--- Work to complete ---
Only the number is wanted: how many lines contain "objektiv"?

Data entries
↓

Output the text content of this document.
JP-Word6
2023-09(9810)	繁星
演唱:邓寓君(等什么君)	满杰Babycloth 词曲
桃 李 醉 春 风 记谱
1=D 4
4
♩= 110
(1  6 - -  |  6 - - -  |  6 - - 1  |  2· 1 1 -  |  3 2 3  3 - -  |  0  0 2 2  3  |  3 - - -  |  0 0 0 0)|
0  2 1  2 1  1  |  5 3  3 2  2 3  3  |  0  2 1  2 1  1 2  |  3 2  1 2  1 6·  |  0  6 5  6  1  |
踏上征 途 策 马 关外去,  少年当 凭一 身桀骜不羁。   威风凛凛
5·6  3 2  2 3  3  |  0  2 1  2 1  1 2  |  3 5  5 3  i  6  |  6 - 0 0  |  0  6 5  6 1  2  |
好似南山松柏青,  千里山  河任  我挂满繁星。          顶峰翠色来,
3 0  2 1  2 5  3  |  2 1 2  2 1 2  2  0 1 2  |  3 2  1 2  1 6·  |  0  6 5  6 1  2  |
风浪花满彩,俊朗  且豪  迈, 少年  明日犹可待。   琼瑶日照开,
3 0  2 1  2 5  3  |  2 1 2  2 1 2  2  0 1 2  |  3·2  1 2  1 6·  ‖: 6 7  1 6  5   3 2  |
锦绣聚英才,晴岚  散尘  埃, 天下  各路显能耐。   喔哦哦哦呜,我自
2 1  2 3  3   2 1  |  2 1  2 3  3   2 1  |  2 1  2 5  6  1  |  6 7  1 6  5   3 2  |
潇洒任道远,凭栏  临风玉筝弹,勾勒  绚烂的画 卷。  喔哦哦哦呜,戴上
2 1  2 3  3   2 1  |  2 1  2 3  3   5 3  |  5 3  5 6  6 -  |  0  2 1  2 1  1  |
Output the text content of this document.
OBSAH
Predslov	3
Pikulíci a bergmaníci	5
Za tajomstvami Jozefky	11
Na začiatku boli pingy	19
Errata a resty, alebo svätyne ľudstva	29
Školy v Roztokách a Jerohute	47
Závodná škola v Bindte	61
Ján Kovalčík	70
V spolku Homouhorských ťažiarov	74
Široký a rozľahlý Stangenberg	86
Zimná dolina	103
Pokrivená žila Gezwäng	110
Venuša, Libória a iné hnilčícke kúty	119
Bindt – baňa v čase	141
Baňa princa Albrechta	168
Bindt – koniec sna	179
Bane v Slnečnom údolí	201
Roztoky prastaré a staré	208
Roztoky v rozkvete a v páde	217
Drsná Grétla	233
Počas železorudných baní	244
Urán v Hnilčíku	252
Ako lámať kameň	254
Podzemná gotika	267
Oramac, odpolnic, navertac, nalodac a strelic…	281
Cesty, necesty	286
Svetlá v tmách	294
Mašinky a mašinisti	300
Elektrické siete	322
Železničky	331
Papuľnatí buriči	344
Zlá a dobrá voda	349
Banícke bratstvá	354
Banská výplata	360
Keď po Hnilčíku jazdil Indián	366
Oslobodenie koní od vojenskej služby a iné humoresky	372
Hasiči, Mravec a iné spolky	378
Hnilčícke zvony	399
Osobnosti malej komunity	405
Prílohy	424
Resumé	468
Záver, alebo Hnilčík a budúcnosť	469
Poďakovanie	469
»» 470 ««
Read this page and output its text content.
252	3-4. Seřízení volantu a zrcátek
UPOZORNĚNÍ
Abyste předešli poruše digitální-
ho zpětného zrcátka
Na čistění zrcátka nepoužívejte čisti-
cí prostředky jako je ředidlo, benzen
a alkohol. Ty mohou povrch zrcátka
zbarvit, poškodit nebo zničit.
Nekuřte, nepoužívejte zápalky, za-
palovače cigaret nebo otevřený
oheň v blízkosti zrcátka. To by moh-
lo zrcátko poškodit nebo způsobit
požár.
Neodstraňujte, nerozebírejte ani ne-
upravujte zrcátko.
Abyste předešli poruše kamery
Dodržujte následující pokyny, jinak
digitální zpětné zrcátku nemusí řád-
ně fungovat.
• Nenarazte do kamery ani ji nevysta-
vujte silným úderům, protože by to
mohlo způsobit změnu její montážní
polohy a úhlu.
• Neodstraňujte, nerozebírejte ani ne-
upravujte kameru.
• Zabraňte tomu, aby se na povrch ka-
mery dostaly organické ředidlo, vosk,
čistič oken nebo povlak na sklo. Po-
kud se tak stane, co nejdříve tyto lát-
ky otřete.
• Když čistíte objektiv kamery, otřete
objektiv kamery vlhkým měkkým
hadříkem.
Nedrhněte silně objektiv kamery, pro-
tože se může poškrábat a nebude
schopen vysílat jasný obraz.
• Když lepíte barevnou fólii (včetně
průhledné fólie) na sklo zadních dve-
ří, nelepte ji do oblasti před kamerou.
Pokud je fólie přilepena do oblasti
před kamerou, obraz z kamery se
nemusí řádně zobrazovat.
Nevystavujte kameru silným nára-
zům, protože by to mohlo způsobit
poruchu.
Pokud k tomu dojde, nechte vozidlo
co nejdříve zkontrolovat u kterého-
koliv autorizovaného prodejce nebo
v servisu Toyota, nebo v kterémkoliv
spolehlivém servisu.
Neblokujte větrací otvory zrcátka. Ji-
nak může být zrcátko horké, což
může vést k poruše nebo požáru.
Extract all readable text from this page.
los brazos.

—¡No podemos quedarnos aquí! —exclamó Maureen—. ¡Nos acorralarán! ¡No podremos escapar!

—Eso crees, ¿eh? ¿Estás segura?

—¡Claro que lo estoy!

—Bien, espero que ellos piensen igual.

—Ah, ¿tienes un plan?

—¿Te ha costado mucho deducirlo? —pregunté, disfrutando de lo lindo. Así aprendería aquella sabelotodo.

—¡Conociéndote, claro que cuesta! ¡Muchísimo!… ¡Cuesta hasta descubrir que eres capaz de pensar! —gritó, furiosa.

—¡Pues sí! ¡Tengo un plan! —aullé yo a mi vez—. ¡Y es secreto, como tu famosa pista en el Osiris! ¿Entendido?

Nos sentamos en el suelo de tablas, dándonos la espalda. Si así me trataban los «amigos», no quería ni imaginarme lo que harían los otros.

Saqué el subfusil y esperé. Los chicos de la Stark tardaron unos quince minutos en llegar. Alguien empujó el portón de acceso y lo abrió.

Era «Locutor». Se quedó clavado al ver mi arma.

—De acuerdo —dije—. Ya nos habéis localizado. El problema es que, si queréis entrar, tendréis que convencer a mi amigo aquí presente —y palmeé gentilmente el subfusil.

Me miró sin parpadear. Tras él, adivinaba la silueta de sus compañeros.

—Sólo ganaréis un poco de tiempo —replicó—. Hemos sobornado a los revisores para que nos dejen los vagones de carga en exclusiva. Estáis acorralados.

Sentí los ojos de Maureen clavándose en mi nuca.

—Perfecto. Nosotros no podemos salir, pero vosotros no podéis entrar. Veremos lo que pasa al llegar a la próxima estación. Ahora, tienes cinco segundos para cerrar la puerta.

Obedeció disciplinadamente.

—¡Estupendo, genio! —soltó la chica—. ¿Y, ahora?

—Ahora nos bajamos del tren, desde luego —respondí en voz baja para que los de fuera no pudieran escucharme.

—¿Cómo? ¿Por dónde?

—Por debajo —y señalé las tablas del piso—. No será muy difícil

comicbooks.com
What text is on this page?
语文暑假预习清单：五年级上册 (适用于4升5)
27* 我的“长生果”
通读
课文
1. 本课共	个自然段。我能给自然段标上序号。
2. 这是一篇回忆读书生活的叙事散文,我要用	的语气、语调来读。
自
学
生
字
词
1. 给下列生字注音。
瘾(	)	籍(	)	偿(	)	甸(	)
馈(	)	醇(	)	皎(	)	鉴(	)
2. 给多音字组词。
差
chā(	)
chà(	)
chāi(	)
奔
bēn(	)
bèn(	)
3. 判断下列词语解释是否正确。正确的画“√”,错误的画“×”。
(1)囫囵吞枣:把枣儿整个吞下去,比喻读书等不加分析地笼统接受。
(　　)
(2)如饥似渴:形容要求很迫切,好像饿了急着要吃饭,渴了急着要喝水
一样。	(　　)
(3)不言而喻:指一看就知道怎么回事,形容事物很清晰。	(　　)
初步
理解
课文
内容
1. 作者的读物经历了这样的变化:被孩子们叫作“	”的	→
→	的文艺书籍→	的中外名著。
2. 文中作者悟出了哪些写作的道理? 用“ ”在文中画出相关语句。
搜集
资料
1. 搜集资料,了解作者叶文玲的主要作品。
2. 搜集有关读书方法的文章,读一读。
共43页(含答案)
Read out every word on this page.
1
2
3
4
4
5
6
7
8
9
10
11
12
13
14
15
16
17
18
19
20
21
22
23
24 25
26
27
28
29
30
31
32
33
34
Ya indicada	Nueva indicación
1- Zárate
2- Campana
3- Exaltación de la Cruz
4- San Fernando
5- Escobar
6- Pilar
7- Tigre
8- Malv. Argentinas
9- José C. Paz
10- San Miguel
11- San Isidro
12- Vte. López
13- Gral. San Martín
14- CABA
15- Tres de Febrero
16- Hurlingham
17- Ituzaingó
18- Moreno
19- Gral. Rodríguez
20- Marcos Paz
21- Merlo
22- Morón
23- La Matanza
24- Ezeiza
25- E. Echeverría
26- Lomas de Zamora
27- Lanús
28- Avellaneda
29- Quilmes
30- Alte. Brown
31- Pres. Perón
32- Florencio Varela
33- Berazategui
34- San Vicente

↑

--- Complete output ---
3